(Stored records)
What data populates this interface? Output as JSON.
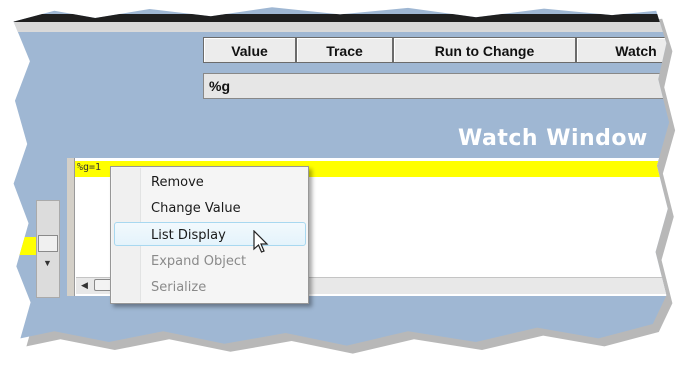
{
  "toolbar": {
    "buttons": [
      "Value",
      "Trace",
      "Run to Change",
      "Watch"
    ]
  },
  "expression": {
    "value": "%g"
  },
  "window_title": "Watch Window",
  "watch_list": {
    "rows": [
      "%g=1"
    ]
  },
  "context_menu": {
    "items": [
      {
        "label": "Remove",
        "enabled": true
      },
      {
        "label": "Change Value",
        "enabled": true
      },
      {
        "label": "List Display",
        "enabled": true,
        "hovered": true
      },
      {
        "label": "Expand Object",
        "enabled": false
      },
      {
        "label": "Serialize",
        "enabled": false
      }
    ]
  },
  "colors": {
    "panel_background": "#9fb7d3",
    "highlight_row": "#ffff00",
    "title_text": "#ffffff"
  }
}
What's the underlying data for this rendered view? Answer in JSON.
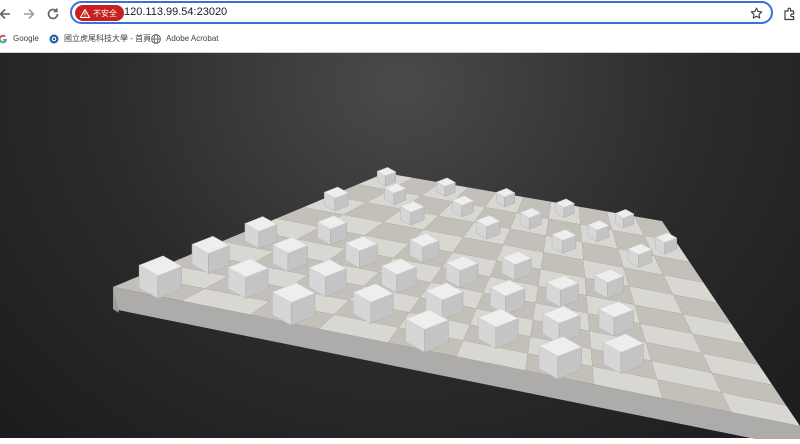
{
  "browser": {
    "address_bar": {
      "security_label": "不安全",
      "url": "120.113.99.54:23020"
    },
    "bookmarks": [
      {
        "label": "Google",
        "icon": "google-icon"
      },
      {
        "label": "國立虎尾科技大學 - 首頁",
        "icon": "ntust-logo-icon"
      },
      {
        "label": "Adobe Acrobat",
        "icon": "globe-icon"
      }
    ],
    "icons": {
      "back": "arrow-left-icon",
      "forward": "arrow-right-icon",
      "reload": "reload-icon",
      "warning": "warning-icon",
      "star": "star-icon",
      "extensions": "puzzle-icon"
    },
    "colors": {
      "omnibox_focus": "#3b6fd9",
      "security_chip": "#c5221f"
    }
  },
  "scene": {
    "description_type": "3d-viewport",
    "board_colors": {
      "light": "#d9d7d2",
      "dark": "#c3c0ba",
      "edge": "#aeacaa"
    },
    "background_color": "#2b2c2d",
    "cube_color": "#eeeeee"
  }
}
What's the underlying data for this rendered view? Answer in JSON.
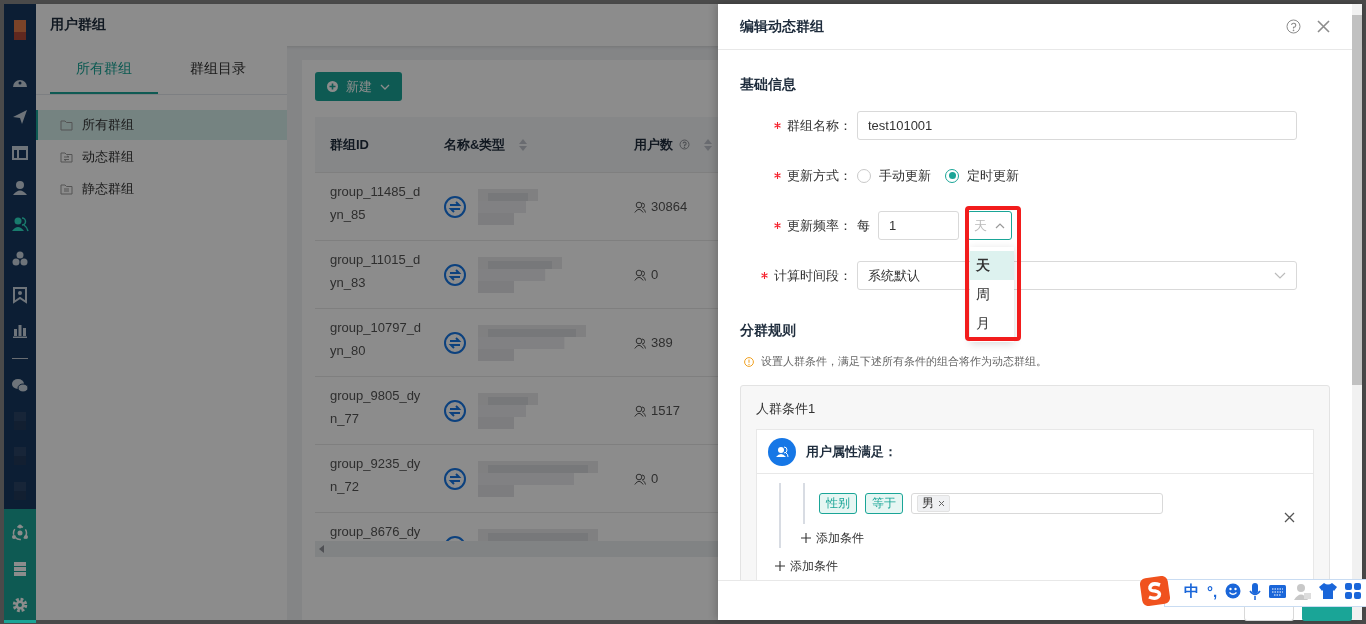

What you are asked to do: State the count of lines holding the string "arrow" in the listing above, and nothing else.

Complete response: 2